* WHAT NEEDS TO BE DONE
Set down the full listing exactly, character for character.

* THE DATA
───
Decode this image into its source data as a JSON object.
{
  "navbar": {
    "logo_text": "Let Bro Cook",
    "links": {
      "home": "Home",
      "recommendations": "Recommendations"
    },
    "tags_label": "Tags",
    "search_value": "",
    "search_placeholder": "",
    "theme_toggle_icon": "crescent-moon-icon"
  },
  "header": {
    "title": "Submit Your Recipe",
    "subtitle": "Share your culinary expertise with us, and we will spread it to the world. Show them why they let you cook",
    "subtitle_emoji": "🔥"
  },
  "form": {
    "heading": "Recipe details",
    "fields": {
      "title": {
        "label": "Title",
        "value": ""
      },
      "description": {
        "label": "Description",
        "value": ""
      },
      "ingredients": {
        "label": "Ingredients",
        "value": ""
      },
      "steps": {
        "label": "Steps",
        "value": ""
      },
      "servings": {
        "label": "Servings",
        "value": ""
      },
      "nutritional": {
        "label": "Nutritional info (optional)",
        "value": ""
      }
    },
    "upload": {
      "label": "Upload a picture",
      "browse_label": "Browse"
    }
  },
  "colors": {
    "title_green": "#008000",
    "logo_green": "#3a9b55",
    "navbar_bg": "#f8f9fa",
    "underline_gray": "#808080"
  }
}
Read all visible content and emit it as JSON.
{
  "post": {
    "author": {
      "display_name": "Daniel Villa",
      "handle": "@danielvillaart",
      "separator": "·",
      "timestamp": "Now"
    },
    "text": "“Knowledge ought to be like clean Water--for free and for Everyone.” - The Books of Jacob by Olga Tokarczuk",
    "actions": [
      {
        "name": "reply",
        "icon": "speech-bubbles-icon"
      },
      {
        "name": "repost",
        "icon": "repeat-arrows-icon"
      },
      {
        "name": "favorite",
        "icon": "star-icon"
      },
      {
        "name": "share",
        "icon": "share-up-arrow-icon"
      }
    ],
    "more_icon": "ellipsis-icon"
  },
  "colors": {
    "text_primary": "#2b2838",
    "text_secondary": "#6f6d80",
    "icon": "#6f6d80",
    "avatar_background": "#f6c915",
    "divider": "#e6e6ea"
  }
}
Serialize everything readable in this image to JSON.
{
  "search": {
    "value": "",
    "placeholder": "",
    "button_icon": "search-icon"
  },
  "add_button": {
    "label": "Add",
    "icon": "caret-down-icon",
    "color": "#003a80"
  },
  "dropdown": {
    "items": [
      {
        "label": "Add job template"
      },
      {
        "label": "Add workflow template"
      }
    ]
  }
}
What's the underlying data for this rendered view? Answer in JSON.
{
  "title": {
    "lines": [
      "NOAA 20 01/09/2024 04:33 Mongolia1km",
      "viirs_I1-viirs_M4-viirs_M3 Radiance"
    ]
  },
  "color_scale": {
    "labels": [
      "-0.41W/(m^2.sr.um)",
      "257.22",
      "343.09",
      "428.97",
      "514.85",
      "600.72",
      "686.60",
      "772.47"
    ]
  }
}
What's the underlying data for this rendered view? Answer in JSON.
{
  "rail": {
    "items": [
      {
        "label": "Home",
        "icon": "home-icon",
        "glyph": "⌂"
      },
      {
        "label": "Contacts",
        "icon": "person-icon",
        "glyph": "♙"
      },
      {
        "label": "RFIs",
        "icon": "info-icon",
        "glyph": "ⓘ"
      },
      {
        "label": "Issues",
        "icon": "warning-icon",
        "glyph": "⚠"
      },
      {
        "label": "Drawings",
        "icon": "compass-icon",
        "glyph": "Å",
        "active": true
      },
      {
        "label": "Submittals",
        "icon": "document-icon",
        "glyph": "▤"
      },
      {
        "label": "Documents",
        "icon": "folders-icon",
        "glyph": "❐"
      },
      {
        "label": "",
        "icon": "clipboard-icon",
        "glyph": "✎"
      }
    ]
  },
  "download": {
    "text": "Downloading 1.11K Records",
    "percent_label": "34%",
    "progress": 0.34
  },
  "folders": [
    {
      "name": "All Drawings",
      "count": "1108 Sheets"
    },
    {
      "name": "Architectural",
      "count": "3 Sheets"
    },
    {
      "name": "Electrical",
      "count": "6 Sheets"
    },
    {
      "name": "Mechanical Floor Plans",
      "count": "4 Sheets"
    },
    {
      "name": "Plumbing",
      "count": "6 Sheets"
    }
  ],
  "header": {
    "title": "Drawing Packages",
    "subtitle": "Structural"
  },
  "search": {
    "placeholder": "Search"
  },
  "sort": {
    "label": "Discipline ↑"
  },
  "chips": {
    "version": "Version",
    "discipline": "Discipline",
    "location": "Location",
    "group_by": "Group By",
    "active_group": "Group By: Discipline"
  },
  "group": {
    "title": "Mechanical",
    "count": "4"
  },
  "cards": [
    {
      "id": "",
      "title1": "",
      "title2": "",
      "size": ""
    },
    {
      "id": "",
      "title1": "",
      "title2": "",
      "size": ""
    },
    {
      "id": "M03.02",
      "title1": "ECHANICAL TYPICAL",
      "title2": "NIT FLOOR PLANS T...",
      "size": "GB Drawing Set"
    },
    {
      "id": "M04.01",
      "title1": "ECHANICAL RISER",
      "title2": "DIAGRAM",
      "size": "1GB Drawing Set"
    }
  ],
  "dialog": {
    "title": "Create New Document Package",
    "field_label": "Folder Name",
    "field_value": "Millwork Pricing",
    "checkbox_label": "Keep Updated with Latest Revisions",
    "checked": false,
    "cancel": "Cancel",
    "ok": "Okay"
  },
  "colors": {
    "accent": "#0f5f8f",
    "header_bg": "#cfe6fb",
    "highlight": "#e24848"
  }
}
───
* RESULT OF THE TASK
Decode this image into its source data as a JSON object.
{
  "navbar": {
    "logo_text": "Let Bro Cook",
    "links": {
      "home": "Home",
      "recommendations": "Recommendations"
    },
    "tags_label": "Tags",
    "search_value": "",
    "search_placeholder": "",
    "theme_toggle_icon": "crescent-moon-icon"
  },
  "header": {
    "title": "Submit Your Recipe",
    "subtitle": "Share your culinary expertise with us, and we will spread it to the world. Show them why they let you cook",
    "subtitle_emoji": "🔥"
  },
  "form": {
    "heading": "Recipe details",
    "fields": {
      "title": {
        "label": "Title",
        "value": ""
      },
      "description": {
        "label": "Description",
        "value": ""
      },
      "ingredients": {
        "label": "Ingredients",
        "value": ""
      },
      "steps": {
        "label": "Steps",
        "value": ""
      },
      "servings": {
        "label": "Servings",
        "value": ""
      },
      "nutritional": {
        "label": "Nutritional info (optional)",
        "value": ""
      }
    },
    "upload": {
      "label": "Upload a picture",
      "browse_label": "Browse"
    }
  },
  "colors": {
    "title_green": "#008000",
    "logo_green": "#3a9b55",
    "navbar_bg": "#f8f9fa",
    "underline_gray": "#808080"
  }
}
Read all visible content and emit it as JSON.
{
  "post": {
    "author": {
      "display_name": "Daniel Villa",
      "handle": "@danielvillaart",
      "separator": "·",
      "timestamp": "Now"
    },
    "text": "“Knowledge ought to be like clean Water--for free and for Everyone.” - The Books of Jacob by Olga Tokarczuk",
    "actions": [
      {
        "name": "reply",
        "icon": "speech-bubbles-icon"
      },
      {
        "name": "repost",
        "icon": "repeat-arrows-icon"
      },
      {
        "name": "favorite",
        "icon": "star-icon"
      },
      {
        "name": "share",
        "icon": "share-up-arrow-icon"
      }
    ],
    "more_icon": "ellipsis-icon"
  },
  "colors": {
    "text_primary": "#2b2838",
    "text_secondary": "#6f6d80",
    "icon": "#6f6d80",
    "avatar_background": "#f6c915",
    "divider": "#e6e6ea"
  }
}
Serialize everything readable in this image to JSON.
{
  "search": {
    "value": "",
    "placeholder": "",
    "button_icon": "search-icon"
  },
  "add_button": {
    "label": "Add",
    "icon": "caret-down-icon",
    "color": "#003a80"
  },
  "dropdown": {
    "items": [
      {
        "label": "Add job template"
      },
      {
        "label": "Add workflow template"
      }
    ]
  }
}
What's the underlying data for this rendered view? Answer in JSON.
{
  "title": {
    "lines": [
      "NOAA 20 01/09/2024 04:33 Mongolia1km",
      "viirs_I1-viirs_M4-viirs_M3 Radiance"
    ]
  },
  "color_scale": {
    "labels": [
      "-0.41W/(m^2.sr.um)",
      "257.22",
      "343.09",
      "428.97",
      "514.85",
      "600.72",
      "686.60",
      "772.47"
    ]
  }
}
What's the underlying data for this rendered view? Answer in JSON.
{
  "rail": {
    "items": [
      {
        "label": "Home",
        "icon": "home-icon",
        "glyph": "⌂"
      },
      {
        "label": "Contacts",
        "icon": "person-icon",
        "glyph": "♙"
      },
      {
        "label": "RFIs",
        "icon": "info-icon",
        "glyph": "ⓘ"
      },
      {
        "label": "Issues",
        "icon": "warning-icon",
        "glyph": "⚠"
      },
      {
        "label": "Drawings",
        "icon": "compass-icon",
        "glyph": "Å",
        "active": true
      },
      {
        "label": "Submittals",
        "icon": "document-icon",
        "glyph": "▤"
      },
      {
        "label": "Documents",
        "icon": "folders-icon",
        "glyph": "❐"
      },
      {
        "label": "",
        "icon": "clipboard-icon",
        "glyph": "✎"
      }
    ]
  },
  "download": {
    "text": "Downloading 1.11K Records",
    "percent_label": "34%",
    "progress": 0.34
  },
  "folders": [
    {
      "name": "All Drawings",
      "count": "1108 Sheets"
    },
    {
      "name": "Architectural",
      "count": "3 Sheets"
    },
    {
      "name": "Electrical",
      "count": "6 Sheets"
    },
    {
      "name": "Mechanical Floor Plans",
      "count": "4 Sheets"
    },
    {
      "name": "Plumbing",
      "count": "6 Sheets"
    }
  ],
  "header": {
    "title": "Drawing Packages",
    "subtitle": "Structural"
  },
  "search": {
    "placeholder": "Search"
  },
  "sort": {
    "label": "Discipline ↑"
  },
  "chips": {
    "version": "Version",
    "discipline": "Discipline",
    "location": "Location",
    "group_by": "Group By",
    "active_group": "Group By: Discipline"
  },
  "group": {
    "title": "Mechanical",
    "count": "4"
  },
  "cards": [
    {
      "id": "",
      "title1": "",
      "title2": "",
      "size": ""
    },
    {
      "id": "",
      "title1": "",
      "title2": "",
      "size": ""
    },
    {
      "id": "M03.02",
      "title1": "ECHANICAL TYPICAL",
      "title2": "NIT FLOOR PLANS T...",
      "size": "GB Drawing Set"
    },
    {
      "id": "M04.01",
      "title1": "ECHANICAL RISER",
      "title2": "DIAGRAM",
      "size": "1GB Drawing Set"
    }
  ],
  "dialog": {
    "title": "Create New Document Package",
    "field_label": "Folder Name",
    "field_value": "Millwork Pricing",
    "checkbox_label": "Keep Updated with Latest Revisions",
    "checked": false,
    "cancel": "Cancel",
    "ok": "Okay"
  },
  "colors": {
    "accent": "#0f5f8f",
    "header_bg": "#cfe6fb",
    "highlight": "#e24848"
  }
}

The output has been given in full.